====== Data supplied

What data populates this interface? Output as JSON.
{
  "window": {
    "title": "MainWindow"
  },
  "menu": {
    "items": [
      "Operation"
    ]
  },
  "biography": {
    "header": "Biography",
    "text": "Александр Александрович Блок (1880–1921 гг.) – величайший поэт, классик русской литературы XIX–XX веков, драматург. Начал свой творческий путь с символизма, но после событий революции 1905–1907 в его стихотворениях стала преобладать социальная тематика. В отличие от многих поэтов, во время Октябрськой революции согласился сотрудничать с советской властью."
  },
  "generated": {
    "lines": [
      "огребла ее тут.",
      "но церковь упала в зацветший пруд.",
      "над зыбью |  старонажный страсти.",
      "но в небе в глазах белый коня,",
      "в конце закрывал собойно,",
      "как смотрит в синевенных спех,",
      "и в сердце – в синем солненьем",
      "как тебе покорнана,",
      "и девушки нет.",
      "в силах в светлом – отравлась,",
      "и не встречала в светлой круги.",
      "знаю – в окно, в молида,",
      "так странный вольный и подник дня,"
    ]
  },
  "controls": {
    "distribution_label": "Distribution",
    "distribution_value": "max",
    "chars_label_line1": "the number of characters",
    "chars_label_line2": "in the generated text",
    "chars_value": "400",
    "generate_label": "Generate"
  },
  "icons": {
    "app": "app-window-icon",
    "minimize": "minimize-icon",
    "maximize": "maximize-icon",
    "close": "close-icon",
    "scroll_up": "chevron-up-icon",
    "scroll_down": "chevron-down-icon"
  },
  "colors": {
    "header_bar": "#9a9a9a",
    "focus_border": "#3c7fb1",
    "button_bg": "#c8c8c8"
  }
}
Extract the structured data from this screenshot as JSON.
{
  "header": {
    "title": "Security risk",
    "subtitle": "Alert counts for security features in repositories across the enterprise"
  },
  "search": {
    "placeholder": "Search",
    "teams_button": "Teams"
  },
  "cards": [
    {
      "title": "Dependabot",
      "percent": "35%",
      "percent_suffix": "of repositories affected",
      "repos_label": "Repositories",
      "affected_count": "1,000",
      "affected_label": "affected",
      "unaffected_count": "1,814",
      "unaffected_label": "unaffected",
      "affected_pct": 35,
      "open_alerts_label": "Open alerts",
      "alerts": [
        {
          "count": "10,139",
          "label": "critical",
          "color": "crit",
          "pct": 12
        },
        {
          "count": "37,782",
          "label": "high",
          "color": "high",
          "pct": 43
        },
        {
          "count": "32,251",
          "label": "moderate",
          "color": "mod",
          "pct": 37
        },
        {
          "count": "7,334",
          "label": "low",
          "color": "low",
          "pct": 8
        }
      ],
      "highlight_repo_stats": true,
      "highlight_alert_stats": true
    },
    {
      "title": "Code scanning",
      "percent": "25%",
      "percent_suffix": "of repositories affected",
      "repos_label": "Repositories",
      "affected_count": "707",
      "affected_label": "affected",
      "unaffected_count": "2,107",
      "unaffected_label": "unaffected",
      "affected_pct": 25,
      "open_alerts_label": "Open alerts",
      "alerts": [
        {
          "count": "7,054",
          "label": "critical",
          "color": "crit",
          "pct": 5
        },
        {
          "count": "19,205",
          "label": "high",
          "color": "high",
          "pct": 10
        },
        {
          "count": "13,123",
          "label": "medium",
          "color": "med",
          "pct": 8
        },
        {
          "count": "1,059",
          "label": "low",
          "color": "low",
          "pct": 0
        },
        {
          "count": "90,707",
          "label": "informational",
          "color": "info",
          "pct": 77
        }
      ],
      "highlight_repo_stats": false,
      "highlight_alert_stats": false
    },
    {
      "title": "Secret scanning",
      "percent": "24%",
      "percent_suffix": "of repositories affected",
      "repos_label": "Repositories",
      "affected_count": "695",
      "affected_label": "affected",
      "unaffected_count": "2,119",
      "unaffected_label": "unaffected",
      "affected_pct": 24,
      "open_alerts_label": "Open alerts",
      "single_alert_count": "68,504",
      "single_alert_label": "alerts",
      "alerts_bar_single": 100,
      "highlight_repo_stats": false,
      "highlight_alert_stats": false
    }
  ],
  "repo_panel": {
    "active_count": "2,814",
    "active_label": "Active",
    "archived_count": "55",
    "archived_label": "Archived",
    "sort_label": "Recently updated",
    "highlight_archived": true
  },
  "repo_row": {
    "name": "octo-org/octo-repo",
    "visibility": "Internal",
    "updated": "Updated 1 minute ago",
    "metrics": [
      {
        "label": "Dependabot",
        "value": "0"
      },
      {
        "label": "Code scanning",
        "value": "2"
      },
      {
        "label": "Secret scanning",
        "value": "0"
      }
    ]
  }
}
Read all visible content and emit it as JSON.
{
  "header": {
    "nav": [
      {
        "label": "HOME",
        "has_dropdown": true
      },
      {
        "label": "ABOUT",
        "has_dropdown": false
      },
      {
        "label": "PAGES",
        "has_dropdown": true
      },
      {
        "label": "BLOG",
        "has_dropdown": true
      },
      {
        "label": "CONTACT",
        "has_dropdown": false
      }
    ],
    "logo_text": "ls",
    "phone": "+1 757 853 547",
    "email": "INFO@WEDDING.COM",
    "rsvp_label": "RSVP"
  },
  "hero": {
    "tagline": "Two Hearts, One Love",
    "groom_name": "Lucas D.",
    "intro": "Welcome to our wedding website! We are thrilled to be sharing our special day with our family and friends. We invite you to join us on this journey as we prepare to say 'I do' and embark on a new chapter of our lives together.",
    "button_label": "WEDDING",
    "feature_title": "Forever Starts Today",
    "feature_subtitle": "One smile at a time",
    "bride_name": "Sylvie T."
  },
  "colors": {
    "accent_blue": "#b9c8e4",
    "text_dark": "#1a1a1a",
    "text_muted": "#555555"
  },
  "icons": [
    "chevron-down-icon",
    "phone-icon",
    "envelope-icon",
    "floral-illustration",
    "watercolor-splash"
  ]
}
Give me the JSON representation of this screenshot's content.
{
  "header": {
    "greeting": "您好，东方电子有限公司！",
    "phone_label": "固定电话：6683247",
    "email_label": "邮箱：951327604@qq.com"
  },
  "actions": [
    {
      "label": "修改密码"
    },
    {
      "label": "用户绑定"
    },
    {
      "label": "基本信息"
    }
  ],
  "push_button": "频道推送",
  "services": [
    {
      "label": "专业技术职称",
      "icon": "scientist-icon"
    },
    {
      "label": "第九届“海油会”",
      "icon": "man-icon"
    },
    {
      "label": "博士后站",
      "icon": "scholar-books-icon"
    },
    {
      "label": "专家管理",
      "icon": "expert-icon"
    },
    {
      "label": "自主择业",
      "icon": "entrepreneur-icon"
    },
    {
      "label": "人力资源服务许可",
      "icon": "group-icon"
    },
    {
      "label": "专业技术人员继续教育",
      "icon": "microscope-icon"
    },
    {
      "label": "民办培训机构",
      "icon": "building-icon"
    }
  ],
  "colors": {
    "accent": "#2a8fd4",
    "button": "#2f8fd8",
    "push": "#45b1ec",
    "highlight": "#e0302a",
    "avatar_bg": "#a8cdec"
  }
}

============

### [Stated goal]
The records above should be returned exactly.

### [Exercise solution]
What data populates this interface? Output as JSON.
{
  "window": {
    "title": "MainWindow"
  },
  "menu": {
    "items": [
      "Operation"
    ]
  },
  "biography": {
    "header": "Biography",
    "text": "Александр Александрович Блок (1880–1921 гг.) – величайший поэт, классик русской литературы XIX–XX веков, драматург. Начал свой творческий путь с символизма, но после событий революции 1905–1907 в его стихотворениях стала преобладать социальная тематика. В отличие от многих поэтов, во время Октябрськой революции согласился сотрудничать с советской властью."
  },
  "generated": {
    "lines": [
      "огребла ее тут.",
      "но церковь упала в зацветший пруд.",
      "над зыбью |  старонажный страсти.",
      "но в небе в глазах белый коня,",
      "в конце закрывал собойно,",
      "как смотрит в синевенных спех,",
      "и в сердце – в синем солненьем",
      "как тебе покорнана,",
      "и девушки нет.",
      "в силах в светлом – отравлась,",
      "и не встречала в светлой круги.",
      "знаю – в окно, в молида,",
      "так странный вольный и подник дня,"
    ]
  },
  "controls": {
    "distribution_label": "Distribution",
    "distribution_value": "max",
    "chars_label_line1": "the number of characters",
    "chars_label_line2": "in the generated text",
    "chars_value": "400",
    "generate_label": "Generate"
  },
  "icons": {
    "app": "app-window-icon",
    "minimize": "minimize-icon",
    "maximize": "maximize-icon",
    "close": "close-icon",
    "scroll_up": "chevron-up-icon",
    "scroll_down": "chevron-down-icon"
  },
  "colors": {
    "header_bar": "#9a9a9a",
    "focus_border": "#3c7fb1",
    "button_bg": "#c8c8c8"
  }
}
Extract the structured data from this screenshot as JSON.
{
  "header": {
    "title": "Security risk",
    "subtitle": "Alert counts for security features in repositories across the enterprise"
  },
  "search": {
    "placeholder": "Search",
    "teams_button": "Teams"
  },
  "cards": [
    {
      "title": "Dependabot",
      "percent": "35%",
      "percent_suffix": "of repositories affected",
      "repos_label": "Repositories",
      "affected_count": "1,000",
      "affected_label": "affected",
      "unaffected_count": "1,814",
      "unaffected_label": "unaffected",
      "affected_pct": 35,
      "open_alerts_label": "Open alerts",
      "alerts": [
        {
          "count": "10,139",
          "label": "critical",
          "color": "crit",
          "pct": 12
        },
        {
          "count": "37,782",
          "label": "high",
          "color": "high",
          "pct": 43
        },
        {
          "count": "32,251",
          "label": "moderate",
          "color": "mod",
          "pct": 37
        },
        {
          "count": "7,334",
          "label": "low",
          "color": "low",
          "pct": 8
        }
      ],
      "highlight_repo_stats": true,
      "highlight_alert_stats": true
    },
    {
      "title": "Code scanning",
      "percent": "25%",
      "percent_suffix": "of repositories affected",
      "repos_label": "Repositories",
      "affected_count": "707",
      "affected_label": "affected",
      "unaffected_count": "2,107",
      "unaffected_label": "unaffected",
      "affected_pct": 25,
      "open_alerts_label": "Open alerts",
      "alerts": [
        {
          "count": "7,054",
          "label": "critical",
          "color": "crit",
          "pct": 5
        },
        {
          "count": "19,205",
          "label": "high",
          "color": "high",
          "pct": 10
        },
        {
          "count": "13,123",
          "label": "medium",
          "color": "med",
          "pct": 8
        },
        {
          "count": "1,059",
          "label": "low",
          "color": "low",
          "pct": 0
        },
        {
          "count": "90,707",
          "label": "informational",
          "color": "info",
          "pct": 77
        }
      ],
      "highlight_repo_stats": false,
      "highlight_alert_stats": false
    },
    {
      "title": "Secret scanning",
      "percent": "24%",
      "percent_suffix": "of repositories affected",
      "repos_label": "Repositories",
      "affected_count": "695",
      "affected_label": "affected",
      "unaffected_count": "2,119",
      "unaffected_label": "unaffected",
      "affected_pct": 24,
      "open_alerts_label": "Open alerts",
      "single_alert_count": "68,504",
      "single_alert_label": "alerts",
      "alerts_bar_single": 100,
      "highlight_repo_stats": false,
      "highlight_alert_stats": false
    }
  ],
  "repo_panel": {
    "active_count": "2,814",
    "active_label": "Active",
    "archived_count": "55",
    "archived_label": "Archived",
    "sort_label": "Recently updated",
    "highlight_archived": true
  },
  "repo_row": {
    "name": "octo-org/octo-repo",
    "visibility": "Internal",
    "updated": "Updated 1 minute ago",
    "metrics": [
      {
        "label": "Dependabot",
        "value": "0"
      },
      {
        "label": "Code scanning",
        "value": "2"
      },
      {
        "label": "Secret scanning",
        "value": "0"
      }
    ]
  }
}
Read all visible content and emit it as JSON.
{
  "header": {
    "nav": [
      {
        "label": "HOME",
        "has_dropdown": true
      },
      {
        "label": "ABOUT",
        "has_dropdown": false
      },
      {
        "label": "PAGES",
        "has_dropdown": true
      },
      {
        "label": "BLOG",
        "has_dropdown": true
      },
      {
        "label": "CONTACT",
        "has_dropdown": false
      }
    ],
    "logo_text": "ls",
    "phone": "+1 757 853 547",
    "email": "INFO@WEDDING.COM",
    "rsvp_label": "RSVP"
  },
  "hero": {
    "tagline": "Two Hearts, One Love",
    "groom_name": "Lucas D.",
    "intro": "Welcome to our wedding website! We are thrilled to be sharing our special day with our family and friends. We invite you to join us on this journey as we prepare to say 'I do' and embark on a new chapter of our lives together.",
    "button_label": "WEDDING",
    "feature_title": "Forever Starts Today",
    "feature_subtitle": "One smile at a time",
    "bride_name": "Sylvie T."
  },
  "colors": {
    "accent_blue": "#b9c8e4",
    "text_dark": "#1a1a1a",
    "text_muted": "#555555"
  },
  "icons": [
    "chevron-down-icon",
    "phone-icon",
    "envelope-icon",
    "floral-illustration",
    "watercolor-splash"
  ]
}
Give me the JSON representation of this screenshot's content.
{
  "header": {
    "greeting": "您好，东方电子有限公司！",
    "phone_label": "固定电话：6683247",
    "email_label": "邮箱：951327604@qq.com"
  },
  "actions": [
    {
      "label": "修改密码"
    },
    {
      "label": "用户绑定"
    },
    {
      "label": "基本信息"
    }
  ],
  "push_button": "频道推送",
  "services": [
    {
      "label": "专业技术职称",
      "icon": "scientist-icon"
    },
    {
      "label": "第九届“海油会”",
      "icon": "man-icon"
    },
    {
      "label": "博士后站",
      "icon": "scholar-books-icon"
    },
    {
      "label": "专家管理",
      "icon": "expert-icon"
    },
    {
      "label": "自主择业",
      "icon": "entrepreneur-icon"
    },
    {
      "label": "人力资源服务许可",
      "icon": "group-icon"
    },
    {
      "label": "专业技术人员继续教育",
      "icon": "microscope-icon"
    },
    {
      "label": "民办培训机构",
      "icon": "building-icon"
    }
  ],
  "colors": {
    "accent": "#2a8fd4",
    "button": "#2f8fd8",
    "push": "#45b1ec",
    "highlight": "#e0302a",
    "avatar_bg": "#a8cdec"
  }
}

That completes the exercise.